Dataset entries:
┏━━

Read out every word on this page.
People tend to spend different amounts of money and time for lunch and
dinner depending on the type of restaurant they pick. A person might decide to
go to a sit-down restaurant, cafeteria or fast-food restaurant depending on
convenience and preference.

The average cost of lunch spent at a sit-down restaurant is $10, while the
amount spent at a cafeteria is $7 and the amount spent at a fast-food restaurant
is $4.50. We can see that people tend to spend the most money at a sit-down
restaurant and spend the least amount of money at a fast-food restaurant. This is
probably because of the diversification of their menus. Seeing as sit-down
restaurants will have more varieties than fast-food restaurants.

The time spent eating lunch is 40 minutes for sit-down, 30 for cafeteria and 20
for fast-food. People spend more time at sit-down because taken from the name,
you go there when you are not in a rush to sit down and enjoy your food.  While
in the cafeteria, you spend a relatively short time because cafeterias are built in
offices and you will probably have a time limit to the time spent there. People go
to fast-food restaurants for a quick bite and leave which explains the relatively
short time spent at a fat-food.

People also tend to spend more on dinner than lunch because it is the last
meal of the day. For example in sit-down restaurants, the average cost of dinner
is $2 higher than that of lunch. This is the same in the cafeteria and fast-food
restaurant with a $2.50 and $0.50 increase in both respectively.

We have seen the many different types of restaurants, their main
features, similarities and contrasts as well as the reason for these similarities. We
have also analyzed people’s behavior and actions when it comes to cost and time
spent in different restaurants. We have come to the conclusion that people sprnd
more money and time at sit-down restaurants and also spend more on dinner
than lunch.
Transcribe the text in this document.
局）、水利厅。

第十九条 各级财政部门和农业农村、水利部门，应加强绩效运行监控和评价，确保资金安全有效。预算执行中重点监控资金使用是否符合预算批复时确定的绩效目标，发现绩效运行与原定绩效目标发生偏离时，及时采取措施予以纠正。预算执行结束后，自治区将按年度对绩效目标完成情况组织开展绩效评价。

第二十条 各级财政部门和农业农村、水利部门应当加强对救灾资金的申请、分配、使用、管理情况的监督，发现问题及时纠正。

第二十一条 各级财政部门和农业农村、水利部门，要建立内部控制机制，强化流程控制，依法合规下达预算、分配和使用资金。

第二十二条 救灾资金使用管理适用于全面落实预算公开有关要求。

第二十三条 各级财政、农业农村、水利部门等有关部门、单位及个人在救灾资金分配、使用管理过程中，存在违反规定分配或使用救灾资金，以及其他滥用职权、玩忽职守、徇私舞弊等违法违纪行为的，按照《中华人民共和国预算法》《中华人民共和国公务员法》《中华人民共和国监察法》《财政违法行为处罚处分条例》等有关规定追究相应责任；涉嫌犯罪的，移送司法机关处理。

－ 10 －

┗━━

• Exercise details
Take the line with "Transcribe the text in this document." and all lines after it to the last line, and reproduce them exactly.

• Result below
Transcribe the text in this document.
局）、水利厅。

第十九条 各级财政部门和农业农村、水利部门，应加强绩效运行监控和评价，确保资金安全有效。预算执行中重点监控资金使用是否符合预算批复时确定的绩效目标，发现绩效运行与原定绩效目标发生偏离时，及时采取措施予以纠正。预算执行结束后，自治区将按年度对绩效目标完成情况组织开展绩效评价。

第二十条 各级财政部门和农业农村、水利部门应当加强对救灾资金的申请、分配、使用、管理情况的监督，发现问题及时纠正。

第二十一条 各级财政部门和农业农村、水利部门，要建立内部控制机制，强化流程控制，依法合规下达预算、分配和使用资金。

第二十二条 救灾资金使用管理适用于全面落实预算公开有关要求。

第二十三条 各级财政、农业农村、水利部门等有关部门、单位及个人在救灾资金分配、使用管理过程中，存在违反规定分配或使用救灾资金，以及其他滥用职权、玩忽职守、徇私舞弊等违法违纪行为的，按照《中华人民共和国预算法》《中华人民共和国公务员法》《中华人民共和国监察法》《财政违法行为处罚处分条例》等有关规定追究相应责任；涉嫌犯罪的，移送司法机关处理。

－ 10 －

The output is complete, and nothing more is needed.